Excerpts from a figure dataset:
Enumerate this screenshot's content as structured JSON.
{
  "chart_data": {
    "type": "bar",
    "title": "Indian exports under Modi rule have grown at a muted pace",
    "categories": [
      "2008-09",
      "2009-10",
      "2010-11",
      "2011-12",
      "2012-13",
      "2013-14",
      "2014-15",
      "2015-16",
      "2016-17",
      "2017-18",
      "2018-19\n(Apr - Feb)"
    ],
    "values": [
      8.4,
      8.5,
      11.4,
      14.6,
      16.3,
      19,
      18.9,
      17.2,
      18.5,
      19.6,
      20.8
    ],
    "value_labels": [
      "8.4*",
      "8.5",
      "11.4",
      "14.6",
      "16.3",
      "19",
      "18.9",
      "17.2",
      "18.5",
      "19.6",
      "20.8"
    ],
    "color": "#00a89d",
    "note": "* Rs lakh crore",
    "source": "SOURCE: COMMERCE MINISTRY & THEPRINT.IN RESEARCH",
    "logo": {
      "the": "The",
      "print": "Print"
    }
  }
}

### AIM
Quote the whole listing above, leaving nothing out.

### SOLUTION BELOW
Enumerate this screenshot's content as structured JSON.
{
  "chart_data": {
    "type": "bar",
    "title": "Indian exports under Modi rule have grown at a muted pace",
    "categories": [
      "2008-09",
      "2009-10",
      "2010-11",
      "2011-12",
      "2012-13",
      "2013-14",
      "2014-15",
      "2015-16",
      "2016-17",
      "2017-18",
      "2018-19\n(Apr - Feb)"
    ],
    "values": [
      8.4,
      8.5,
      11.4,
      14.6,
      16.3,
      19,
      18.9,
      17.2,
      18.5,
      19.6,
      20.8
    ],
    "value_labels": [
      "8.4*",
      "8.5",
      "11.4",
      "14.6",
      "16.3",
      "19",
      "18.9",
      "17.2",
      "18.5",
      "19.6",
      "20.8"
    ],
    "color": "#00a89d",
    "note": "* Rs lakh crore",
    "source": "SOURCE: COMMERCE MINISTRY & THEPRINT.IN RESEARCH",
    "logo": {
      "the": "The",
      "print": "Print"
    }
  }
}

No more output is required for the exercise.